(Spatial layout entries)
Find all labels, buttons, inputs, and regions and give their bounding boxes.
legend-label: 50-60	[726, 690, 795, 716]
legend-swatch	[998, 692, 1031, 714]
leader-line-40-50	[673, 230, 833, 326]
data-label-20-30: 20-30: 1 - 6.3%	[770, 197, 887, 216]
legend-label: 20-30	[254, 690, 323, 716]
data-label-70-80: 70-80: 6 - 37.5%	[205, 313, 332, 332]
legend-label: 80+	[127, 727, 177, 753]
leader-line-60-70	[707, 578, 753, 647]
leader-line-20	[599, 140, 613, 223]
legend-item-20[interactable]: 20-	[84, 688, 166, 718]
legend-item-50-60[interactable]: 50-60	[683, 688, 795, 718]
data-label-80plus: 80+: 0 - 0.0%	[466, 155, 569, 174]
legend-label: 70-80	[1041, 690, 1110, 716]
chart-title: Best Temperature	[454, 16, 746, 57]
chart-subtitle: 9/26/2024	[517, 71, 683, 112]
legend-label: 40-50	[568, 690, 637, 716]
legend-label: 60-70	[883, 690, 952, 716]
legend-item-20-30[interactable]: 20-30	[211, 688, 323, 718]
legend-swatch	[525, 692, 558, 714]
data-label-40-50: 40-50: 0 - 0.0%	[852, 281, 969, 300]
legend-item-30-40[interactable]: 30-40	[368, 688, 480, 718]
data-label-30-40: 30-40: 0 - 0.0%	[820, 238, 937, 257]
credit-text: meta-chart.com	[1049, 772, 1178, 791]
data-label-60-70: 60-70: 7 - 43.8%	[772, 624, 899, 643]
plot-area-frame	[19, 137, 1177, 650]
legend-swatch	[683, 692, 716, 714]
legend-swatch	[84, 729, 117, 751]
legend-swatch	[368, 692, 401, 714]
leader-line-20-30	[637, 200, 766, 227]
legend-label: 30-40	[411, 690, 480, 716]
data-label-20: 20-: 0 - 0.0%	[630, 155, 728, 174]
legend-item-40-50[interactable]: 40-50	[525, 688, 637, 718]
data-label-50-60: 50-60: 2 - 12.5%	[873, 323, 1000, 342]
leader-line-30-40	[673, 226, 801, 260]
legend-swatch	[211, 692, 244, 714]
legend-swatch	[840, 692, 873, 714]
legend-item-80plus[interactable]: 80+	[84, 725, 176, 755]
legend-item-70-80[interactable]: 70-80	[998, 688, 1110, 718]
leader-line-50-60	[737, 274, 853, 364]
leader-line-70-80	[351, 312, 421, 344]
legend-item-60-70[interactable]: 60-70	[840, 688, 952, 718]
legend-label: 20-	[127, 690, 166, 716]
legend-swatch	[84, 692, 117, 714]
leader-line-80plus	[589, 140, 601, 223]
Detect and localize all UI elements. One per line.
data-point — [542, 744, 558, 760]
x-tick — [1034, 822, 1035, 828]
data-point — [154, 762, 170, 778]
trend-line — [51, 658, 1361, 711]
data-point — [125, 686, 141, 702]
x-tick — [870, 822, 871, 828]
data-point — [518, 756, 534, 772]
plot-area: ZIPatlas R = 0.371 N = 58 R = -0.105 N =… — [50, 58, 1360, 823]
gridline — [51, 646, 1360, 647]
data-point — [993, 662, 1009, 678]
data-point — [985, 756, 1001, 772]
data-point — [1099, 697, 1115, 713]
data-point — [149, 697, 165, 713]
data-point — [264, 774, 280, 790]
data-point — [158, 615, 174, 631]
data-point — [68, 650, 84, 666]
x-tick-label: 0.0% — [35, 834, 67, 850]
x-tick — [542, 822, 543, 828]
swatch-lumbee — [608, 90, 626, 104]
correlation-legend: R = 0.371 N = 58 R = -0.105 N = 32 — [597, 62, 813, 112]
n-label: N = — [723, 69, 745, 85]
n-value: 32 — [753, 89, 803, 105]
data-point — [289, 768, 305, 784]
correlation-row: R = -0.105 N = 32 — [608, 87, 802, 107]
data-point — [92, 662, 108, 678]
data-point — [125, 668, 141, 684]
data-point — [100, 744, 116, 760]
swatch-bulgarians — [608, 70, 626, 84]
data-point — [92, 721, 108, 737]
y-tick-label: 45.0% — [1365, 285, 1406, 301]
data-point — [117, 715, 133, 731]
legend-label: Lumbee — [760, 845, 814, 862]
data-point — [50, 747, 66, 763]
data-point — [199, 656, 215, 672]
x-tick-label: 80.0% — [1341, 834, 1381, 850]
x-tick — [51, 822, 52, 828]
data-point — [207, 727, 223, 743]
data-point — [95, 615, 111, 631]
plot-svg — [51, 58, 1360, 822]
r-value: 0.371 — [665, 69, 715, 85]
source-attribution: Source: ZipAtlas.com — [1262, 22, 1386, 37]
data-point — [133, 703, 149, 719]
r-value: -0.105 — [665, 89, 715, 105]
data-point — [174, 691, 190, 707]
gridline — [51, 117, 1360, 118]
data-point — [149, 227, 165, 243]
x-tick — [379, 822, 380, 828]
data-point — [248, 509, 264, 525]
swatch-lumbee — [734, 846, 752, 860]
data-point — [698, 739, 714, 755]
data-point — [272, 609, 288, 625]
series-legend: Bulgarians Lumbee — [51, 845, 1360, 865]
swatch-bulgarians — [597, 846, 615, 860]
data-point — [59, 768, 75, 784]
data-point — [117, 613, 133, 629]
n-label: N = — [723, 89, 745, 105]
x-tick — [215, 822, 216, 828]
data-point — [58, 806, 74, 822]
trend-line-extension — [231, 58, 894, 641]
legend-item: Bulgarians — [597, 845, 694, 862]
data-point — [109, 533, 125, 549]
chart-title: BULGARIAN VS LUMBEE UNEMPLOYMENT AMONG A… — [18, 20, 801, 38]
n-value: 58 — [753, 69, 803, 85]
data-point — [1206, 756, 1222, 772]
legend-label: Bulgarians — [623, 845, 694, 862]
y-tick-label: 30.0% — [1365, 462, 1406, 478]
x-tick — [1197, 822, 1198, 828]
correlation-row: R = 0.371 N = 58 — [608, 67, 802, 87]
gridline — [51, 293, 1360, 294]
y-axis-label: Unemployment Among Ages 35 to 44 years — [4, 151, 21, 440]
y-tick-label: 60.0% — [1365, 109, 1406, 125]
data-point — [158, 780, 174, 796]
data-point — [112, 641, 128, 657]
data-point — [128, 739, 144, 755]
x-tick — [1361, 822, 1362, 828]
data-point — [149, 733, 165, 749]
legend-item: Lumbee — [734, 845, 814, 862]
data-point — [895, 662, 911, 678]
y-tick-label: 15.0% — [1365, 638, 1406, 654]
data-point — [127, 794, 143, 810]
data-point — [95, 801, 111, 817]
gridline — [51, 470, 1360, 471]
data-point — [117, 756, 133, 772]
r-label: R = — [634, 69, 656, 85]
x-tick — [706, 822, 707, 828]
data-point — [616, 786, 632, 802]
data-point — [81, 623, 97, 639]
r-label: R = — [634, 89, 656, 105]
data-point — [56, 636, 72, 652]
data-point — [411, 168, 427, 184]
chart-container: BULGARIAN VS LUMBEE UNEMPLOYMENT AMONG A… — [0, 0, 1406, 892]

# Task brief
Arrange the lines of all the items above into a JSON list of strings, one string per line, and skip any blank lines.

# Output below
[
  "Find all labels, buttons, inputs, and regions and give their bounding boxes.",
  "legend-label: 50-60\t[726, 690, 795, 716]",
  "legend-swatch\t[998, 692, 1031, 714]",
  "leader-line-40-50\t[673, 230, 833, 326]",
  "data-label-20-30: 20-30: 1 - 6.3%\t[770, 197, 887, 216]",
  "legend-label: 20-30\t[254, 690, 323, 716]",
  "data-label-70-80: 70-80: 6 - 37.5%\t[205, 313, 332, 332]",
  "legend-label: 80+\t[127, 727, 177, 753]",
  "leader-line-60-70\t[707, 578, 753, 647]",
  "leader-line-20\t[599, 140, 613, 223]",
  "legend-item-20[interactable]: 20-\t[84, 688, 166, 718]",
  "legend-item-50-60[interactable]: 50-60\t[683, 688, 795, 718]",
  "data-label-80plus: 80+: 0 - 0.0%\t[466, 155, 569, 174]",
  "legend-label: 70-80\t[1041, 690, 1110, 716]",
  "chart-title: Best Temperature\t[454, 16, 746, 57]",
  "chart-subtitle: 9/26/2024\t[517, 71, 683, 112]",
  "legend-label: 40-50\t[568, 690, 637, 716]",
  "legend-label: 60-70\t[883, 690, 952, 716]",
  "legend-item-20-30[interactable]: 20-30\t[211, 688, 323, 718]",
  "legend-swatch\t[525, 692, 558, 714]",
  "data-label-40-50: 40-50: 0 - 0.0%\t[852, 281, 969, 300]",
  "legend-item-30-40[interactable]: 30-40\t[368, 688, 480, 718]",
  "data-label-30-40: 30-40: 0 - 0.0%\t[820, 238, 937, 257]",
  "credit-text: meta-chart.com\t[1049, 772, 1178, 791]",
  "data-label-60-70: 60-70: 7 - 43.8%\t[772, 624, 899, 643]",
  "plot-area-frame\t[19, 137, 1177, 650]",
  "legend-swatch\t[683, 692, 716, 714]",
  "legend-swatch\t[84, 729, 117, 751]",
  "legend-swatch\t[368, 692, 401, 714]",
  "leader-line-20-30\t[637, 200, 766, 227]",
  "legend-label: 30-40\t[411, 690, 480, 716]",
  "data-label-20: 20-: 0 - 0.0%\t[630, 155, 728, 174]",
  "legend-item-40-50[interactable]: 40-50\t[525, 688, 637, 718]",
  "data-label-50-60: 50-60: 2 - 12.5%\t[873, 323, 1000, 342]",
  "leader-line-30-40\t[673, 226, 801, 260]",
  "legend-swatch\t[211, 692, 244, 714]",
  "legend-swatch\t[840, 692, 873, 714]",
  "legend-item-80plus[interactable]: 80+\t[84, 725, 176, 755]",
  "legend-item-70-80[interactable]: 70-80\t[998, 688, 1110, 718]",
  "leader-line-50-60\t[737, 274, 853, 364]",
  "leader-line-70-80\t[351, 312, 421, 344]",
  "legend-item-60-70[interactable]: 60-70\t[840, 688, 952, 718]",
  "legend-label: 20-\t[127, 690, 166, 716]",
  "legend-swatch\t[84, 692, 117, 714]",
  "leader-line-80plus\t[589, 140, 601, 223]",
  "Detect and localize all UI elements. One per line.",
  "data-point — [542, 744, 558, 760]",
  "x-tick — [1034, 822, 1035, 828]",
  "data-point — [154, 762, 170, 778]",
  "trend-line — [51, 658, 1361, 711]",
  "data-point — [125, 686, 141, 702]",
  "x-tick — [870, 822, 871, 828]",
  "data-point — [518, 756, 534, 772]",
  "plot-area: ZIPatlas R = 0.371 N = 58 R = -0.105 N =… — [50, 58, 1360, 823]",
  "gridline — [51, 646, 1360, 647]",
  "data-point — [993, 662, 1009, 678]",
  "data-point — [985, 756, 1001, 772]",
  "data-point — [1099, 697, 1115, 713]",
  "data-point — [149, 697, 165, 713]",
  "data-point — [264, 774, 280, 790]",
  "data-point — [158, 615, 174, 631]",
  "data-point — [68, 650, 84, 666]",
  "x-tick-label: 0.0% — [35, 834, 67, 850]",
  "x-tick — [542, 822, 543, 828]",
  "swatch-lumbee — [608, 90, 626, 104]",
  "correlation-legend: R = 0.371 N = 58 R = -0.105 N = 32 — [597, 62, 813, 112]",
  "n-label: N = — [723, 69, 745, 85]",
  "n-value: 32 — [753, 89, 803, 105]",
  "data-point — [289, 768, 305, 784]",
  "correlation-row: R = -0.105 N = 32 — [608, 87, 802, 107]",
  "data-point — [92, 662, 108, 678]",
  "data-point — [125, 668, 141, 684]",
  "data-point — [100, 744, 116, 760]",
  "swatch-bulgarians — [608, 70, 626, 84]",
  "data-point — [92, 721, 108, 737]",
  "y-tick-label: 45.0% — [1365, 285, 1406, 301]",
  "data-point — [117, 715, 133, 731]",
  "legend-label: Lumbee — [760, 845, 814, 862]",
  "data-point — [50, 747, 66, 763]",
  "data-point — [199, 656, 215, 672]",
  "x-tick-label: 80.0% — [1341, 834, 1381, 850]",
  "x-tick — [51, 822, 52, 828]",
  "data-point — [207, 727, 223, 743]",
  "data-point — [95, 615, 111, 631]",
  "plot-svg — [51, 58, 1360, 822]",
  "r-value: 0.371 — [665, 69, 715, 85]",
  "source-attribution: Source: ZipAtlas.com — [1262, 22, 1386, 37]",
  "data-point — [133, 703, 149, 719]",
  "r-value: -0.105 — [665, 89, 715, 105]",
  "data-point — [174, 691, 190, 707]",
  "gridline — [51, 117, 1360, 118]",
  "data-point — [149, 227, 165, 243]",
  "x-tick — [379, 822, 380, 828]",
  "data-point — [248, 509, 264, 525]",
  "swatch-lumbee — [734, 846, 752, 860]",
  "data-point — [698, 739, 714, 755]",
  "data-point — [272, 609, 288, 625]",
  "series-legend: Bulgarians Lumbee — [51, 845, 1360, 865]",
  "swatch-bulgarians — [597, 846, 615, 860]",
  "data-point — [59, 768, 75, 784]",
  "data-point — [117, 613, 133, 629]",
  "n-label: N = — [723, 89, 745, 105]",
  "x-tick — [215, 822, 216, 828]",
  "data-point — [58, 806, 74, 822]",
  "trend-line-extension — [231, 58, 894, 641]",
  "legend-item: Bulgarians — [597, 845, 694, 862]",
  "data-point — [109, 533, 125, 549]",
  "chart-title: BULGARIAN VS LUMBEE UNEMPLOYMENT AMONG A… — [18, 20, 801, 38]",
  "n-value: 58 — [753, 69, 803, 85]",
  "data-point — [1206, 756, 1222, 772]",
  "legend-label: Bulgarians — [623, 845, 694, 862]",
  "y-tick-label: 30.0% — [1365, 462, 1406, 478]",
  "x-tick — [1197, 822, 1198, 828]",
  "correlation-row: R = 0.371 N = 58 — [608, 67, 802, 87]",
  "gridline — [51, 293, 1360, 294]",
  "y-axis-label: Unemployment Among Ages 35 to 44 years — [4, 151, 21, 440]",
  "y-tick-label: 60.0% — [1365, 109, 1406, 125]",
  "data-point — [158, 780, 174, 796]",
  "data-point — [112, 641, 128, 657]",
  "data-point — [128, 739, 144, 755]",
  "x-tick — [1361, 822, 1362, 828]",
  "data-point — [149, 733, 165, 749]",
  "legend-item: Lumbee — [734, 845, 814, 862]",
  "data-point — [895, 662, 911, 678]",
  "y-tick-label: 15.0% — [1365, 638, 1406, 654]",
  "data-point — [127, 794, 143, 810]",
  "data-point — [95, 801, 111, 817]",
  "gridline — [51, 470, 1360, 471]",
  "data-point — [117, 756, 133, 772]",
  "r-label: R = — [634, 69, 656, 85]",
  "x-tick — [706, 822, 707, 828]",
  "data-point — [616, 786, 632, 802]",
  "data-point — [81, 623, 97, 639]",
  "r-label: R = — [634, 89, 656, 105]",
  "data-point — [56, 636, 72, 652]",
  "data-point — [411, 168, 427, 184]",
  "chart-container: BULGARIAN VS LUMBEE UNEMPLOYMENT AMONG A… — [0, 0, 1406, 892]"
]